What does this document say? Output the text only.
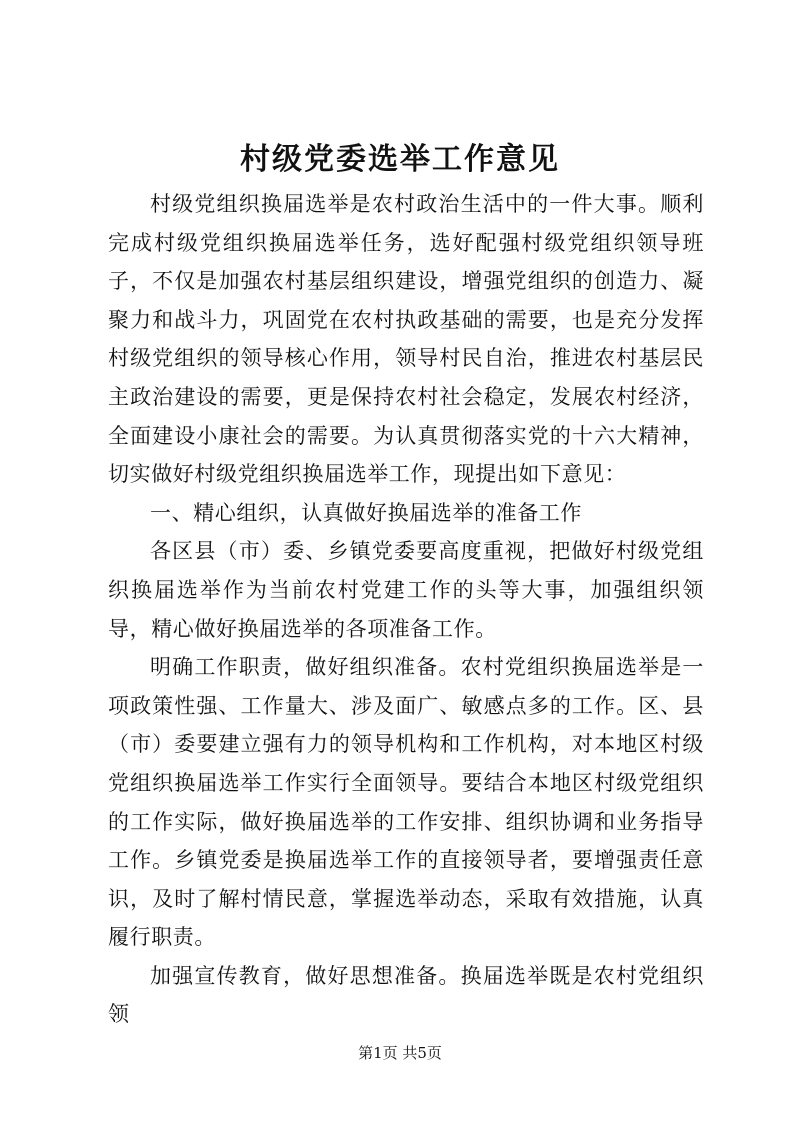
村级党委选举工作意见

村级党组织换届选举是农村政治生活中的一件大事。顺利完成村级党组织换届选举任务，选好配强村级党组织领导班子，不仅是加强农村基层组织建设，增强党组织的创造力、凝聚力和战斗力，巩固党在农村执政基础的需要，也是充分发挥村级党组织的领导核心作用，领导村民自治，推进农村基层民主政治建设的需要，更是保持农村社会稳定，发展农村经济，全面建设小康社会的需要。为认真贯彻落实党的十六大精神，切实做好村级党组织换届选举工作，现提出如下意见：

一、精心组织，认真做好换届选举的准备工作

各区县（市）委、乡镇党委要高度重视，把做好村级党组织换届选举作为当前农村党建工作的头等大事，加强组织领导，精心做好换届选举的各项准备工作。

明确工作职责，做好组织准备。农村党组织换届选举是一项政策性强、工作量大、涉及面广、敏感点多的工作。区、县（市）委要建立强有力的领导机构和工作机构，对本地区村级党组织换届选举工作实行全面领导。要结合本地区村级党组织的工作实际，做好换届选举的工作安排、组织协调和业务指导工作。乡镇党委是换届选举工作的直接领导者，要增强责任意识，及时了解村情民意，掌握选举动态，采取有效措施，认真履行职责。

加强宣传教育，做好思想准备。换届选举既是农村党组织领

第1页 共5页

▬▬▬▬▬▬

Exercise description - Return all of the entries word for word, but omit the pictures.

The result -
What does this document say? Output the text only.
村级党委选举工作意见

村级党组织换届选举是农村政治生活中的一件大事。顺利完成村级党组织换届选举任务，选好配强村级党组织领导班子，不仅是加强农村基层组织建设，增强党组织的创造力、凝聚力和战斗力，巩固党在农村执政基础的需要，也是充分发挥村级党组织的领导核心作用，领导村民自治，推进农村基层民主政治建设的需要，更是保持农村社会稳定，发展农村经济，全面建设小康社会的需要。为认真贯彻落实党的十六大精神，切实做好村级党组织换届选举工作，现提出如下意见：

一、精心组织，认真做好换届选举的准备工作

各区县（市）委、乡镇党委要高度重视，把做好村级党组织换届选举作为当前农村党建工作的头等大事，加强组织领导，精心做好换届选举的各项准备工作。

明确工作职责，做好组织准备。农村党组织换届选举是一项政策性强、工作量大、涉及面广、敏感点多的工作。区、县（市）委要建立强有力的领导机构和工作机构，对本地区村级党组织换届选举工作实行全面领导。要结合本地区村级党组织的工作实际，做好换届选举的工作安排、组织协调和业务指导工作。乡镇党委是换届选举工作的直接领导者，要增强责任意识，及时了解村情民意，掌握选举动态，采取有效措施，认真履行职责。

加强宣传教育，做好思想准备。换届选举既是农村党组织领

第1页 共5页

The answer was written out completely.